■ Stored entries
· · · ·

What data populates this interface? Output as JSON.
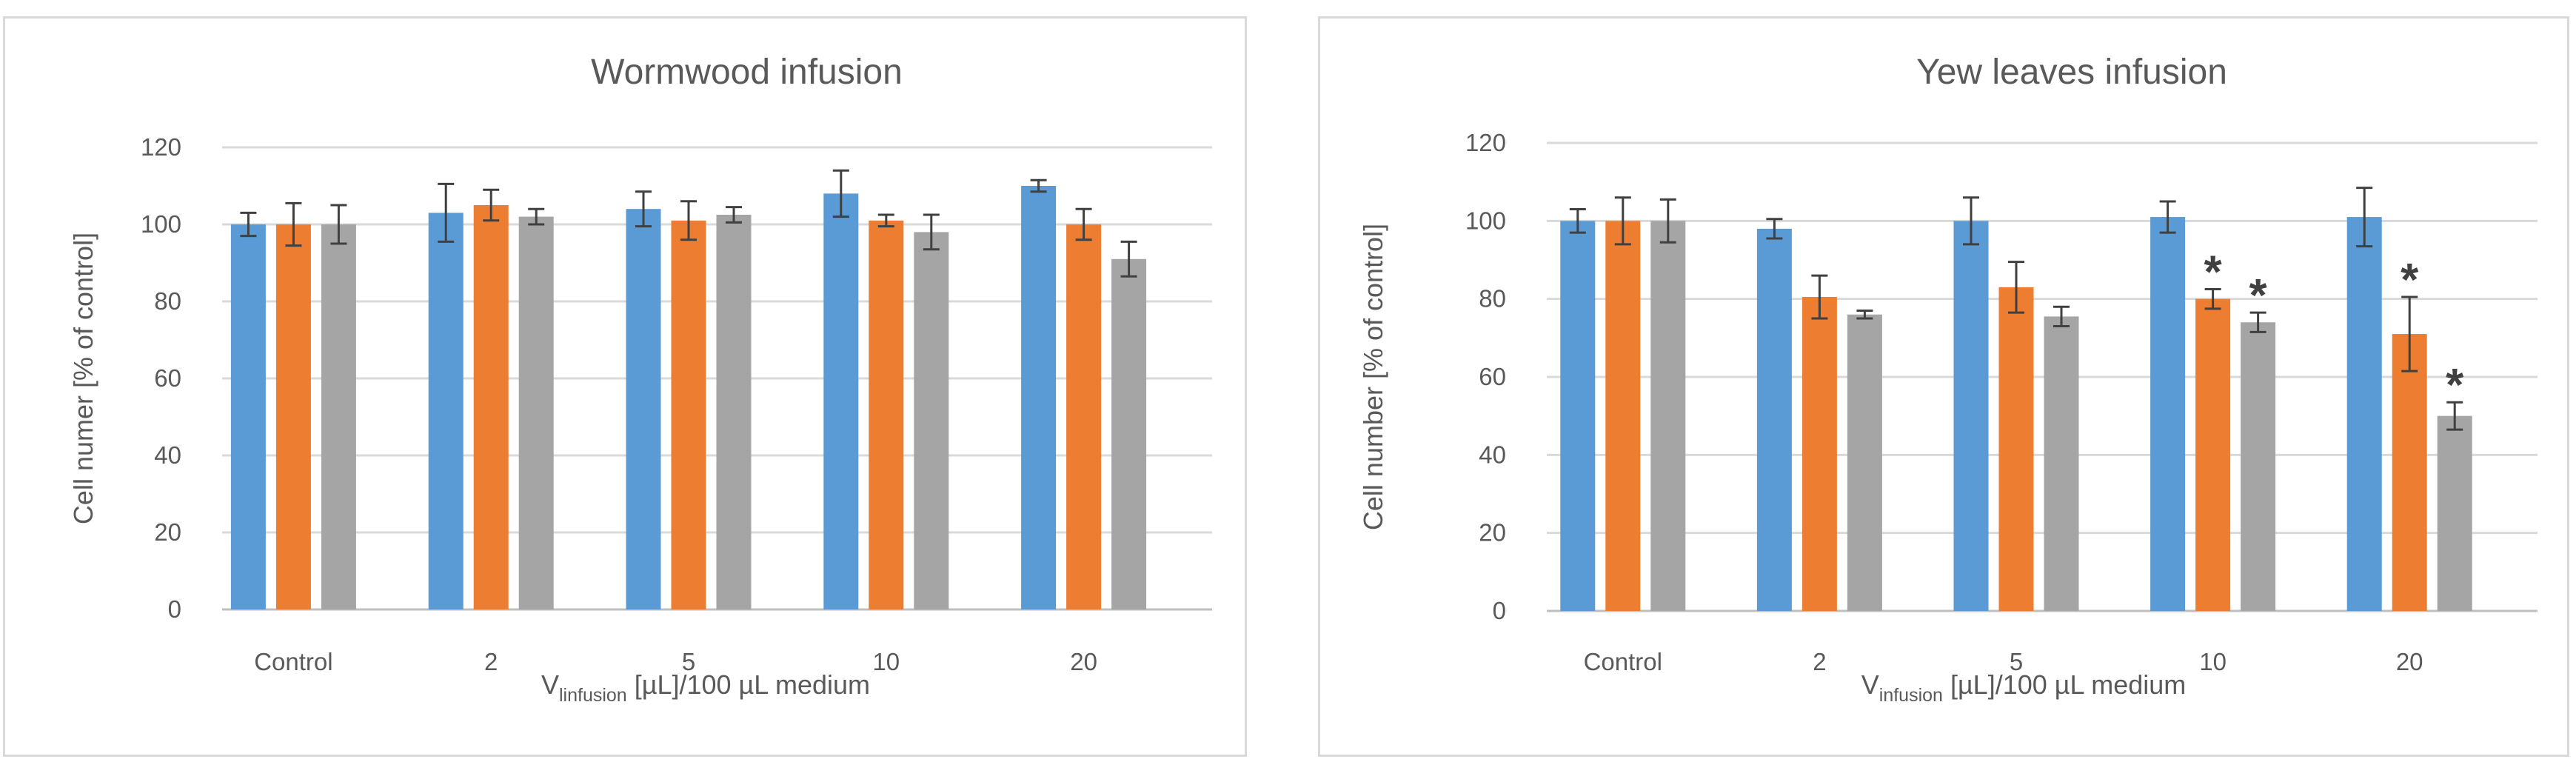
{
  "colors": {
    "series": [
      "#5b9bd5",
      "#ed7d31",
      "#a5a5a5"
    ],
    "grid": "#d9d9d9",
    "text": "#595959",
    "error": "#404040"
  },
  "chart_data": [
    {
      "type": "bar",
      "title": "Wormwood infusion",
      "ylabel": "Cell numer [% of control]",
      "xlabel_main": "V",
      "xlabel_sub": "linfusion",
      "xlabel_rest": " [µL]/100 µL medium",
      "categories": [
        "Control",
        "2",
        "5",
        "10",
        "20"
      ],
      "ylim": [
        0,
        120
      ],
      "yticks": [
        "0",
        "20",
        "40",
        "60",
        "80",
        "100",
        "120"
      ],
      "grid": true,
      "series": [
        {
          "values": [
            100,
            103,
            104,
            108,
            110
          ],
          "errors": [
            3,
            7.5,
            4.5,
            6,
            1.5
          ],
          "stars": [
            "",
            "",
            "",
            "",
            ""
          ]
        },
        {
          "values": [
            100,
            105,
            101,
            101,
            100
          ],
          "errors": [
            5.5,
            4,
            5,
            1.5,
            4
          ],
          "stars": [
            "",
            "",
            "",
            "",
            ""
          ]
        },
        {
          "values": [
            100,
            102,
            102.5,
            98,
            91
          ],
          "errors": [
            5,
            2,
            2,
            4.5,
            4.5
          ],
          "stars": [
            "",
            "",
            "",
            "",
            ""
          ]
        }
      ]
    },
    {
      "type": "bar",
      "title": "Yew leaves infusion",
      "ylabel": "Cell number [% of control]",
      "xlabel_main": "V",
      "xlabel_sub": "infusion",
      "xlabel_rest": " [µL]/100 µL medium",
      "categories": [
        "Control",
        "2",
        "5",
        "10",
        "20"
      ],
      "ylim": [
        0,
        120
      ],
      "yticks": [
        "0",
        "20",
        "40",
        "60",
        "80",
        "100",
        "120"
      ],
      "grid": true,
      "series": [
        {
          "values": [
            100,
            98,
            100,
            101,
            101
          ],
          "errors": [
            3,
            2.5,
            6,
            4,
            7.5
          ],
          "stars": [
            "",
            "",
            "",
            "",
            ""
          ]
        },
        {
          "values": [
            100,
            80.5,
            83,
            80,
            71
          ],
          "errors": [
            6,
            5.5,
            6.5,
            2.5,
            9.5
          ],
          "stars": [
            "",
            "",
            "",
            "*",
            "*"
          ]
        },
        {
          "values": [
            100,
            76,
            75.5,
            74,
            50
          ],
          "errors": [
            5.5,
            1,
            2.5,
            2.5,
            3.5
          ],
          "stars": [
            "",
            "",
            "",
            "*",
            "*"
          ]
        }
      ]
    }
  ]
}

· · · ·

■ PROBLEM STATEMENT
Reproduce every entry word for word, but skip any pictures.

■ FINISHED TASK
What data populates this interface? Output as JSON.
{
  "colors": {
    "series": [
      "#5b9bd5",
      "#ed7d31",
      "#a5a5a5"
    ],
    "grid": "#d9d9d9",
    "text": "#595959",
    "error": "#404040"
  },
  "chart_data": [
    {
      "type": "bar",
      "title": "Wormwood infusion",
      "ylabel": "Cell numer [% of control]",
      "xlabel_main": "V",
      "xlabel_sub": "linfusion",
      "xlabel_rest": " [µL]/100 µL medium",
      "categories": [
        "Control",
        "2",
        "5",
        "10",
        "20"
      ],
      "ylim": [
        0,
        120
      ],
      "yticks": [
        "0",
        "20",
        "40",
        "60",
        "80",
        "100",
        "120"
      ],
      "grid": true,
      "series": [
        {
          "values": [
            100,
            103,
            104,
            108,
            110
          ],
          "errors": [
            3,
            7.5,
            4.5,
            6,
            1.5
          ],
          "stars": [
            "",
            "",
            "",
            "",
            ""
          ]
        },
        {
          "values": [
            100,
            105,
            101,
            101,
            100
          ],
          "errors": [
            5.5,
            4,
            5,
            1.5,
            4
          ],
          "stars": [
            "",
            "",
            "",
            "",
            ""
          ]
        },
        {
          "values": [
            100,
            102,
            102.5,
            98,
            91
          ],
          "errors": [
            5,
            2,
            2,
            4.5,
            4.5
          ],
          "stars": [
            "",
            "",
            "",
            "",
            ""
          ]
        }
      ]
    },
    {
      "type": "bar",
      "title": "Yew leaves infusion",
      "ylabel": "Cell number [% of control]",
      "xlabel_main": "V",
      "xlabel_sub": "infusion",
      "xlabel_rest": " [µL]/100 µL medium",
      "categories": [
        "Control",
        "2",
        "5",
        "10",
        "20"
      ],
      "ylim": [
        0,
        120
      ],
      "yticks": [
        "0",
        "20",
        "40",
        "60",
        "80",
        "100",
        "120"
      ],
      "grid": true,
      "series": [
        {
          "values": [
            100,
            98,
            100,
            101,
            101
          ],
          "errors": [
            3,
            2.5,
            6,
            4,
            7.5
          ],
          "stars": [
            "",
            "",
            "",
            "",
            ""
          ]
        },
        {
          "values": [
            100,
            80.5,
            83,
            80,
            71
          ],
          "errors": [
            6,
            5.5,
            6.5,
            2.5,
            9.5
          ],
          "stars": [
            "",
            "",
            "",
            "*",
            "*"
          ]
        },
        {
          "values": [
            100,
            76,
            75.5,
            74,
            50
          ],
          "errors": [
            5.5,
            1,
            2.5,
            2.5,
            3.5
          ],
          "stars": [
            "",
            "",
            "",
            "*",
            "*"
          ]
        }
      ]
    }
  ]
}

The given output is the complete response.